▶ _What is expected_: Output every record below exactly as it appears.

▶ _Material_:
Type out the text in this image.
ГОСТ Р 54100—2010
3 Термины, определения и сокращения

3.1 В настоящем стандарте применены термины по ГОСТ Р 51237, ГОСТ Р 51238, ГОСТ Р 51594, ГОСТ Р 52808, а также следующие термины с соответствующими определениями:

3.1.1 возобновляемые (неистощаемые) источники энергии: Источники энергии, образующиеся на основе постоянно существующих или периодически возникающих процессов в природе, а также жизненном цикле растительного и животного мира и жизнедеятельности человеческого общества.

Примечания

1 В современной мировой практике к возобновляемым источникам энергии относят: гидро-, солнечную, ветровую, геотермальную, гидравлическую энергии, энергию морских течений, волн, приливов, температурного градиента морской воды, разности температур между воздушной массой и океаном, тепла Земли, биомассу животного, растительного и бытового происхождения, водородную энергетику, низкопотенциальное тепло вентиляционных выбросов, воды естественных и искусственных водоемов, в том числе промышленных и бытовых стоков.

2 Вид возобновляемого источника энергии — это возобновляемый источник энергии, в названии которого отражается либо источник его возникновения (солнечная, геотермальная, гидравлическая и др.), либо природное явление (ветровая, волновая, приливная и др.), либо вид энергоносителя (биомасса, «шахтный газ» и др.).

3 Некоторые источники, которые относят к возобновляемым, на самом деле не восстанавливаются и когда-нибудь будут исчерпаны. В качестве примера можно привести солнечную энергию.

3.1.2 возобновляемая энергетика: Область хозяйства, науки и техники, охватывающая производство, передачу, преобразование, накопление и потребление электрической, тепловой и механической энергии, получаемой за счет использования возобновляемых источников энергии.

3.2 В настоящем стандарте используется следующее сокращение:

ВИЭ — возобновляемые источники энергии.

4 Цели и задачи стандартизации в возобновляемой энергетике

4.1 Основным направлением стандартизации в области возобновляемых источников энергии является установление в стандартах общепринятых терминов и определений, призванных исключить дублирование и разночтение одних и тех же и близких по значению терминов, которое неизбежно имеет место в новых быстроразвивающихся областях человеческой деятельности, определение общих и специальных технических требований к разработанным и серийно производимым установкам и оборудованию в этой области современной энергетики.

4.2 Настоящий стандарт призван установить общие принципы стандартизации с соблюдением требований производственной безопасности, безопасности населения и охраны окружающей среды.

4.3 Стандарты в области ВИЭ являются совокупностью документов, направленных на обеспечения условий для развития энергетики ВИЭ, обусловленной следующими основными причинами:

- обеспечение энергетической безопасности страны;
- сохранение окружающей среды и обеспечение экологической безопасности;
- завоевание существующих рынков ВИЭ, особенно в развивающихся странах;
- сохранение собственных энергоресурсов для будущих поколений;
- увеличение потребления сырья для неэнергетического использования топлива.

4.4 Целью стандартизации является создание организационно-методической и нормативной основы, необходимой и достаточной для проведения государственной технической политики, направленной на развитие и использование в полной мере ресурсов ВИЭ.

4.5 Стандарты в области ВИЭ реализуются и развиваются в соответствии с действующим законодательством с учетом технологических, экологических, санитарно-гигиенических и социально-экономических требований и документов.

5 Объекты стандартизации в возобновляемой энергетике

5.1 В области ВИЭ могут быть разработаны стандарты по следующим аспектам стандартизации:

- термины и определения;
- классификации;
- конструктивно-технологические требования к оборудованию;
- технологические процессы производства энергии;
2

▶ _Completed exercise_:
Type out the text in this image.
ГОСТ Р 54100—2010
3 Термины, определения и сокращения

3.1 В настоящем стандарте применены термины по ГОСТ Р 51237, ГОСТ Р 51238, ГОСТ Р 51594, ГОСТ Р 52808, а также следующие термины с соответствующими определениями:

3.1.1 возобновляемые (неистощаемые) источники энергии: Источники энергии, образующиеся на основе постоянно существующих или периодически возникающих процессов в природе, а также жизненном цикле растительного и животного мира и жизнедеятельности человеческого общества.

Примечания

1 В современной мировой практике к возобновляемым источникам энергии относят: гидро-, солнечную, ветровую, геотермальную, гидравлическую энергии, энергию морских течений, волн, приливов, температурного градиента морской воды, разности температур между воздушной массой и океаном, тепла Земли, биомассу животного, растительного и бытового происхождения, водородную энергетику, низкопотенциальное тепло вентиляционных выбросов, воды естественных и искусственных водоемов, в том числе промышленных и бытовых стоков.

2 Вид возобновляемого источника энергии — это возобновляемый источник энергии, в названии которого отражается либо источник его возникновения (солнечная, геотермальная, гидравлическая и др.), либо природное явление (ветровая, волновая, приливная и др.), либо вид энергоносителя (биомасса, «шахтный газ» и др.).

3 Некоторые источники, которые относят к возобновляемым, на самом деле не восстанавливаются и когда-нибудь будут исчерпаны. В качестве примера можно привести солнечную энергию.

3.1.2 возобновляемая энергетика: Область хозяйства, науки и техники, охватывающая производство, передачу, преобразование, накопление и потребление электрической, тепловой и механической энергии, получаемой за счет использования возобновляемых источников энергии.

3.2 В настоящем стандарте используется следующее сокращение:

ВИЭ — возобновляемые источники энергии.

4 Цели и задачи стандартизации в возобновляемой энергетике

4.1 Основным направлением стандартизации в области возобновляемых источников энергии является установление в стандартах общепринятых терминов и определений, призванных исключить дублирование и разночтение одних и тех же и близких по значению терминов, которое неизбежно имеет место в новых быстроразвивающихся областях человеческой деятельности, определение общих и специальных технических требований к разработанным и серийно производимым установкам и оборудованию в этой области современной энергетики.

4.2 Настоящий стандарт призван установить общие принципы стандартизации с соблюдением требований производственной безопасности, безопасности населения и охраны окружающей среды.

4.3 Стандарты в области ВИЭ являются совокупностью документов, направленных на обеспечения условий для развития энергетики ВИЭ, обусловленной следующими основными причинами:

- обеспечение энергетической безопасности страны;
- сохранение окружающей среды и обеспечение экологической безопасности;
- завоевание существующих рынков ВИЭ, особенно в развивающихся странах;
- сохранение собственных энергоресурсов для будущих поколений;
- увеличение потребления сырья для неэнергетического использования топлива.

4.4 Целью стандартизации является создание организационно-методической и нормативной основы, необходимой и достаточной для проведения государственной технической политики, направленной на развитие и использование в полной мере ресурсов ВИЭ.

4.5 Стандарты в области ВИЭ реализуются и развиваются в соответствии с действующим законодательством с учетом технологических, экологических, санитарно-гигиенических и социально-экономических требований и документов.

5 Объекты стандартизации в возобновляемой энергетике

5.1 В области ВИЭ могут быть разработаны стандарты по следующим аспектам стандартизации:

- термины и определения;
- классификации;
- конструктивно-технологические требования к оборудованию;
- технологические процессы производства энергии;
2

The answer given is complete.